- TASK INSTRUCTIONS
Output the material word for word. Leave each picture out.

- TASK DATA

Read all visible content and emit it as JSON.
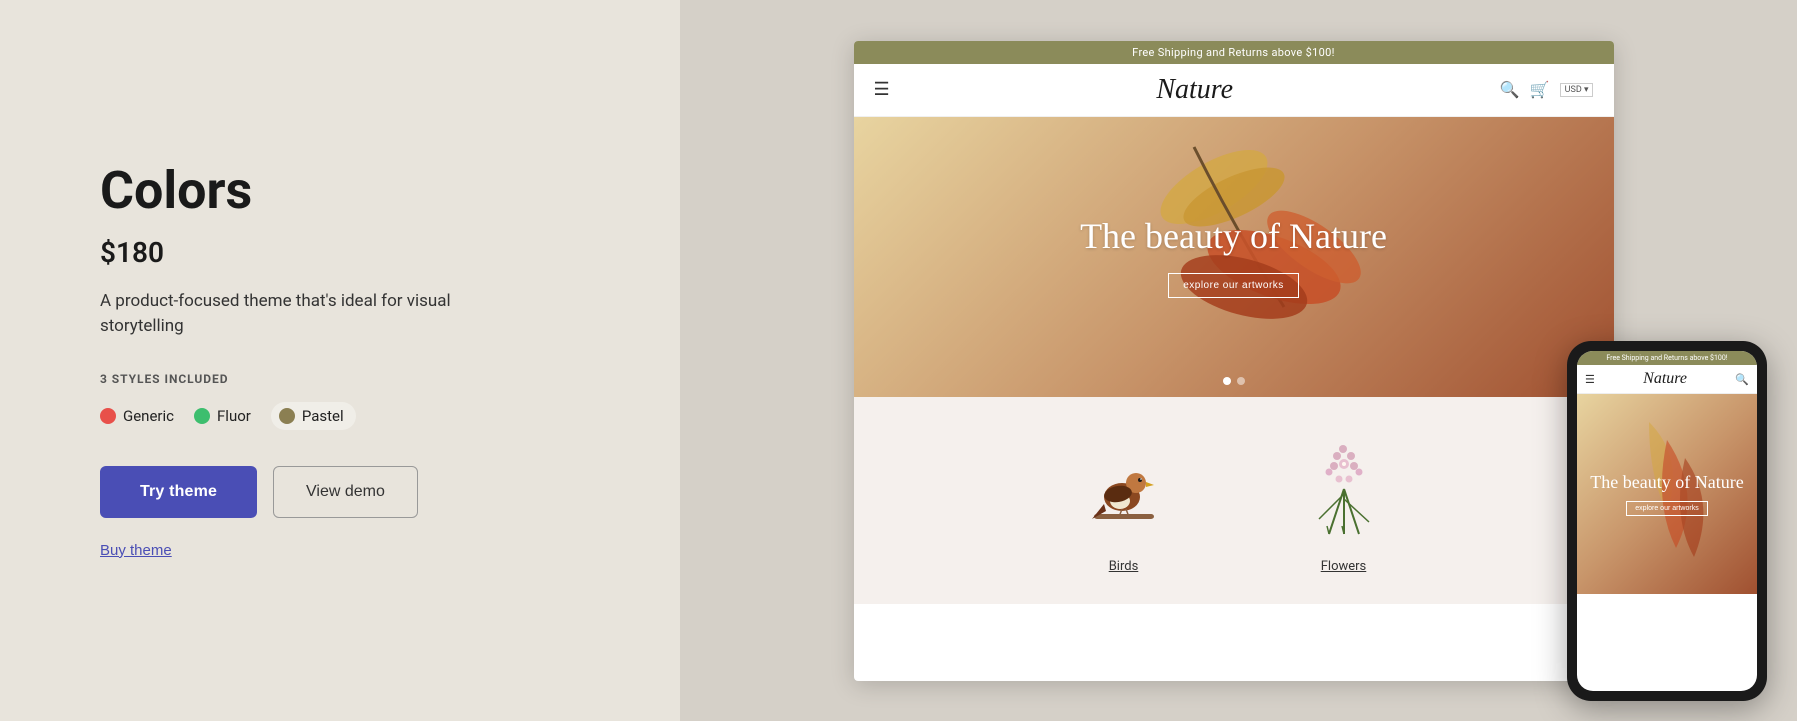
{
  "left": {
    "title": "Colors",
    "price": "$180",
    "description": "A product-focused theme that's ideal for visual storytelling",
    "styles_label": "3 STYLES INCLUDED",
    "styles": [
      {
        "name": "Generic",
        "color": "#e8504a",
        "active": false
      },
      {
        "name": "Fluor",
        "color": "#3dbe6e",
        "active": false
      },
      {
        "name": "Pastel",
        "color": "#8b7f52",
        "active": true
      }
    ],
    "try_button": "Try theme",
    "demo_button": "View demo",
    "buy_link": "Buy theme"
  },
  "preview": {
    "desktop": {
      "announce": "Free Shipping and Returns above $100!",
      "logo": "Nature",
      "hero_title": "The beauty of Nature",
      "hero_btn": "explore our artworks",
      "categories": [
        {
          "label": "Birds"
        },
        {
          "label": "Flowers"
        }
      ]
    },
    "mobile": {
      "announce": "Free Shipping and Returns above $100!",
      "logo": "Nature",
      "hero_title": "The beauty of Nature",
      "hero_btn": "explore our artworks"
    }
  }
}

- EXERCISE OUTPUT
Read all visible content and emit it as JSON.
{
  "left": {
    "title": "Colors",
    "price": "$180",
    "description": "A product-focused theme that's ideal for visual storytelling",
    "styles_label": "3 STYLES INCLUDED",
    "styles": [
      {
        "name": "Generic",
        "color": "#e8504a",
        "active": false
      },
      {
        "name": "Fluor",
        "color": "#3dbe6e",
        "active": false
      },
      {
        "name": "Pastel",
        "color": "#8b7f52",
        "active": true
      }
    ],
    "try_button": "Try theme",
    "demo_button": "View demo",
    "buy_link": "Buy theme"
  },
  "preview": {
    "desktop": {
      "announce": "Free Shipping and Returns above $100!",
      "logo": "Nature",
      "hero_title": "The beauty of Nature",
      "hero_btn": "explore our artworks",
      "categories": [
        {
          "label": "Birds"
        },
        {
          "label": "Flowers"
        }
      ]
    },
    "mobile": {
      "announce": "Free Shipping and Returns above $100!",
      "logo": "Nature",
      "hero_title": "The beauty of Nature",
      "hero_btn": "explore our artworks"
    }
  }
}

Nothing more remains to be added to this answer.